> DIRECTION
Please write out the items word for word, from the first line of the items through the line that contains "table-row[interactable]: 018.016297 EESC", both ends included.

> EXERCISE INPUT

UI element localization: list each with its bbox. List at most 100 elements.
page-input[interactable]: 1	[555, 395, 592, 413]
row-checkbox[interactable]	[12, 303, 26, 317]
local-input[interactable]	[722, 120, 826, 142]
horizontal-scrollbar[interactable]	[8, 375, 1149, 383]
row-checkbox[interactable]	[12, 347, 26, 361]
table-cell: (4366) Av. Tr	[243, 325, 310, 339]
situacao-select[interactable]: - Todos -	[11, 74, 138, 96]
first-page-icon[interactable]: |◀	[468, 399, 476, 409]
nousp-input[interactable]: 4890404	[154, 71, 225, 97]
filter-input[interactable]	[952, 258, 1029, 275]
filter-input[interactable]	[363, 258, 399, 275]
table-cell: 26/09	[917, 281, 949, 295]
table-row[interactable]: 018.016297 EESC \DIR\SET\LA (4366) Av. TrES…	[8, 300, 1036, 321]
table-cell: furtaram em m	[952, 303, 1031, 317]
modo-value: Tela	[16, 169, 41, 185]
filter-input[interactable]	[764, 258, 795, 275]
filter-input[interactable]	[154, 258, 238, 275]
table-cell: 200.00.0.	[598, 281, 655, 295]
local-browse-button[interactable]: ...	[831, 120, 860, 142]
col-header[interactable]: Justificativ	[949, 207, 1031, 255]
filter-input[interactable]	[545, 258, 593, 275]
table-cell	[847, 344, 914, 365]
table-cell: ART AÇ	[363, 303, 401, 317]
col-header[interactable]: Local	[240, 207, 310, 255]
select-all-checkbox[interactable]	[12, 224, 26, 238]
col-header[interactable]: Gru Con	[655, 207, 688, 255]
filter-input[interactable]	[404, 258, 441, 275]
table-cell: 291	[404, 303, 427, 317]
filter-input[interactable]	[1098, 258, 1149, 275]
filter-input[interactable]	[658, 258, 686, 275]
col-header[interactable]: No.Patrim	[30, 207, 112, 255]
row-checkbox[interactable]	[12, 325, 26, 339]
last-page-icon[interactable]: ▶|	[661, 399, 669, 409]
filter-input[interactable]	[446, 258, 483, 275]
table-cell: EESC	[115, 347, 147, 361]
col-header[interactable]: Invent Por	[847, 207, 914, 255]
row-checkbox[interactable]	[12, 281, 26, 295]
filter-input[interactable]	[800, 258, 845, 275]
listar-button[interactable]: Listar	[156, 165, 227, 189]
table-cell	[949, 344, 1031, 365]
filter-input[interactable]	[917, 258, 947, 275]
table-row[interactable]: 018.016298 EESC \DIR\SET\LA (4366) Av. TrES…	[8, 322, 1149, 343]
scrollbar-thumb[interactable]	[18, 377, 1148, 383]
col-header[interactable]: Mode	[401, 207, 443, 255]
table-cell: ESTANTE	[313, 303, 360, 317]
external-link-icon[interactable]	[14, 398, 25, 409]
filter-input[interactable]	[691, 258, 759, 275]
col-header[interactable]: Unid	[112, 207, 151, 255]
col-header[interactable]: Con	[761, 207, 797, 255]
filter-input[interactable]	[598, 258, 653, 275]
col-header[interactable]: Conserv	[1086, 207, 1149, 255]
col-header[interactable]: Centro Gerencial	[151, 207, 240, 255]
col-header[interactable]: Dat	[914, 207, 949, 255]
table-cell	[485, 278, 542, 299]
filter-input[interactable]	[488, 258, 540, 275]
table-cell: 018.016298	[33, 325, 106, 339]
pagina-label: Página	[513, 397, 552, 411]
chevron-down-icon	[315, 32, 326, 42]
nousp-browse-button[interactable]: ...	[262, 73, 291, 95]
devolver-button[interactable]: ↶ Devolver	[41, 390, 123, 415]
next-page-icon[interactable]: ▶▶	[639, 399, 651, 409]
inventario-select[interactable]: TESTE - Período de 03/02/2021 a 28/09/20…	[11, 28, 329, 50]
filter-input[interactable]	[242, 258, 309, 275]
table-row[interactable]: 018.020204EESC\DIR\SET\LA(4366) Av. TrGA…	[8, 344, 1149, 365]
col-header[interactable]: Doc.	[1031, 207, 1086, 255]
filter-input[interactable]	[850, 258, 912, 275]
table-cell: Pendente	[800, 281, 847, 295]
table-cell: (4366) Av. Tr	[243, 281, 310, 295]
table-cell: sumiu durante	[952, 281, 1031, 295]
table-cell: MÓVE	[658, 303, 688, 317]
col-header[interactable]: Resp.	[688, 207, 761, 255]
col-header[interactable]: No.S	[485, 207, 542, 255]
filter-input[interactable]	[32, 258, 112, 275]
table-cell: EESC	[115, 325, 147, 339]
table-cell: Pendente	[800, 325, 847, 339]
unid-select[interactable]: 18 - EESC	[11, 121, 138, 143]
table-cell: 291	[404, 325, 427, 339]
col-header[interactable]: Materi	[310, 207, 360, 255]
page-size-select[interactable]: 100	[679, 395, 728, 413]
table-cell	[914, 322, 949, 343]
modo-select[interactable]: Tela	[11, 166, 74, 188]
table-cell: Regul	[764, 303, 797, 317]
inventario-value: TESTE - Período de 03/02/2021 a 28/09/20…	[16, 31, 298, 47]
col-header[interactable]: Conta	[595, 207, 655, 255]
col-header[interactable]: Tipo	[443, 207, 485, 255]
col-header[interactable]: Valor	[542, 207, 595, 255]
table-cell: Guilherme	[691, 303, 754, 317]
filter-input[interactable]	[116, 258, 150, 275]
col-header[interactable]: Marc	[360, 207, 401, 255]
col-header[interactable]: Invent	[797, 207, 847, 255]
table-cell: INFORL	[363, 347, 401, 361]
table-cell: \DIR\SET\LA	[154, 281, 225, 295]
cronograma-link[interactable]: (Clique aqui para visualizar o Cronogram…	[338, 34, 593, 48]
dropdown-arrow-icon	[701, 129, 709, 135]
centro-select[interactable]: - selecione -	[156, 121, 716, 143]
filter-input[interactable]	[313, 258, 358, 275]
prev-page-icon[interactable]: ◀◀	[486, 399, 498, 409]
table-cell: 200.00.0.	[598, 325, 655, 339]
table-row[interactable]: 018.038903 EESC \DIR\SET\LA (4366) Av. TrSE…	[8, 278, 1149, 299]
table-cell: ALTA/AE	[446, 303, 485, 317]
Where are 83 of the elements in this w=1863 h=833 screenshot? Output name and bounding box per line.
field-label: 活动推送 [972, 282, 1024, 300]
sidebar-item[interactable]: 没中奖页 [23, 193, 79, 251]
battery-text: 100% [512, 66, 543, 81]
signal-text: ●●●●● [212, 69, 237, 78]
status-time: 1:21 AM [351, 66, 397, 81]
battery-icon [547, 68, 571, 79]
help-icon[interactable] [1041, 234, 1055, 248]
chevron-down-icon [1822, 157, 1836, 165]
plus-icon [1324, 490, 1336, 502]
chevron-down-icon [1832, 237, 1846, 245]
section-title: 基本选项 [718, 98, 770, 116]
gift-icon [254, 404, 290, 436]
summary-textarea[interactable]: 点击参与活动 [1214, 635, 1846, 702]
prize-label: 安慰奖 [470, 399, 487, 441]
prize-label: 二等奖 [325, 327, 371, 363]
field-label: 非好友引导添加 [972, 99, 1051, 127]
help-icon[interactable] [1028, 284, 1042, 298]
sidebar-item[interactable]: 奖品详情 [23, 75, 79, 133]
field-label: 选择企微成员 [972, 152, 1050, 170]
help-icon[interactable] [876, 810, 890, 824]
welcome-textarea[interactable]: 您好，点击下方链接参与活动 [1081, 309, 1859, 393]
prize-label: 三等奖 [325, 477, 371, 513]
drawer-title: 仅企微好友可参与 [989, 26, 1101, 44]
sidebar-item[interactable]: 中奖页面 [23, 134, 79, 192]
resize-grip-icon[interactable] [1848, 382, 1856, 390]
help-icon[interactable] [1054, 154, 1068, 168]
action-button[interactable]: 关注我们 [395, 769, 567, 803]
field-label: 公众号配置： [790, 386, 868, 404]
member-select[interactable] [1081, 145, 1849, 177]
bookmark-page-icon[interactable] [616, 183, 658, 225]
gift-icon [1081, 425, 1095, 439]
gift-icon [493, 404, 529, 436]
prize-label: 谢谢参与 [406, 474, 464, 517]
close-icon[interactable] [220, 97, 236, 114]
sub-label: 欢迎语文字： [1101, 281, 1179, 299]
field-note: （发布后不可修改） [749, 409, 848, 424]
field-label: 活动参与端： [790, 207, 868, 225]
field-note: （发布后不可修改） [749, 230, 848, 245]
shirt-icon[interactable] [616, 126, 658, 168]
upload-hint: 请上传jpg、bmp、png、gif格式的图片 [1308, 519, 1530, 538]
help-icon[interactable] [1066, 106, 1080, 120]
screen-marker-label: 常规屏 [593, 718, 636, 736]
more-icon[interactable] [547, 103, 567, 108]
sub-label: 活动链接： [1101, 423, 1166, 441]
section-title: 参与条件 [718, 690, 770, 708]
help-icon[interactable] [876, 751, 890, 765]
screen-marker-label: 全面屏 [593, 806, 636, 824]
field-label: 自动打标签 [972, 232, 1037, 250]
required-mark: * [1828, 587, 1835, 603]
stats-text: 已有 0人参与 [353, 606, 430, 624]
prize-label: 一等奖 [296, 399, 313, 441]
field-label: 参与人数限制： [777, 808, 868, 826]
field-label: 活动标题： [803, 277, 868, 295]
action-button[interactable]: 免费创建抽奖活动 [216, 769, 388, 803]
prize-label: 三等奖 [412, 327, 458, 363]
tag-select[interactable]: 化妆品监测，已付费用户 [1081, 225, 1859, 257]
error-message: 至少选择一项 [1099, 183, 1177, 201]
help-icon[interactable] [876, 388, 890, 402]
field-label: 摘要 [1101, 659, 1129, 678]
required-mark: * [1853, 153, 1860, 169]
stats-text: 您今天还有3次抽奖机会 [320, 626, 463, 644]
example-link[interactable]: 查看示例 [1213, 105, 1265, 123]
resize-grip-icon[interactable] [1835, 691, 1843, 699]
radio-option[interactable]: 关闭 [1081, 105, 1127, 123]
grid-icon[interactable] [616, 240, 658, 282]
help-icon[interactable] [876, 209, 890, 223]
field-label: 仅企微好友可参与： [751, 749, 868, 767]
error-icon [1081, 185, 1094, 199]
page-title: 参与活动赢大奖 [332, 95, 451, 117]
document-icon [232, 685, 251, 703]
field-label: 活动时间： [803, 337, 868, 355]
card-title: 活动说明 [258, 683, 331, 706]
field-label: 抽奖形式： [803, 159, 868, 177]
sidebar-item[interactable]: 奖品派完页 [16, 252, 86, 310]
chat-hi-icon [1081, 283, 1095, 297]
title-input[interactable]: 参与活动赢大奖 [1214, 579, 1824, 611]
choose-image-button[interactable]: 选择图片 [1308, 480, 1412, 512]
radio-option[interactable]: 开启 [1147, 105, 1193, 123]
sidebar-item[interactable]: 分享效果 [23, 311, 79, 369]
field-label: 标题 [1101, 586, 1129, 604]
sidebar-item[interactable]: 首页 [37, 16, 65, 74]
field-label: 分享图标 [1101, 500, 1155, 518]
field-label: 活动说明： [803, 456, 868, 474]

> THE REPLY
UI element localization: list each with its bbox. List at most 100 elements.
page-input[interactable]: 1	[555, 395, 592, 413]
row-checkbox[interactable]	[12, 303, 26, 317]
local-input[interactable]	[722, 120, 826, 142]
horizontal-scrollbar[interactable]	[8, 375, 1149, 383]
row-checkbox[interactable]	[12, 347, 26, 361]
table-cell: (4366) Av. Tr	[243, 325, 310, 339]
situacao-select[interactable]: - Todos -	[11, 74, 138, 96]
first-page-icon[interactable]: |◀	[468, 399, 476, 409]
nousp-input[interactable]: 4890404	[154, 71, 225, 97]
filter-input[interactable]	[952, 258, 1029, 275]
filter-input[interactable]	[363, 258, 399, 275]
table-cell: 26/09	[917, 281, 949, 295]
table-row[interactable]: 018.016297 EESC \DIR\SET\LA (4366) Av. TrES…	[8, 300, 1036, 321]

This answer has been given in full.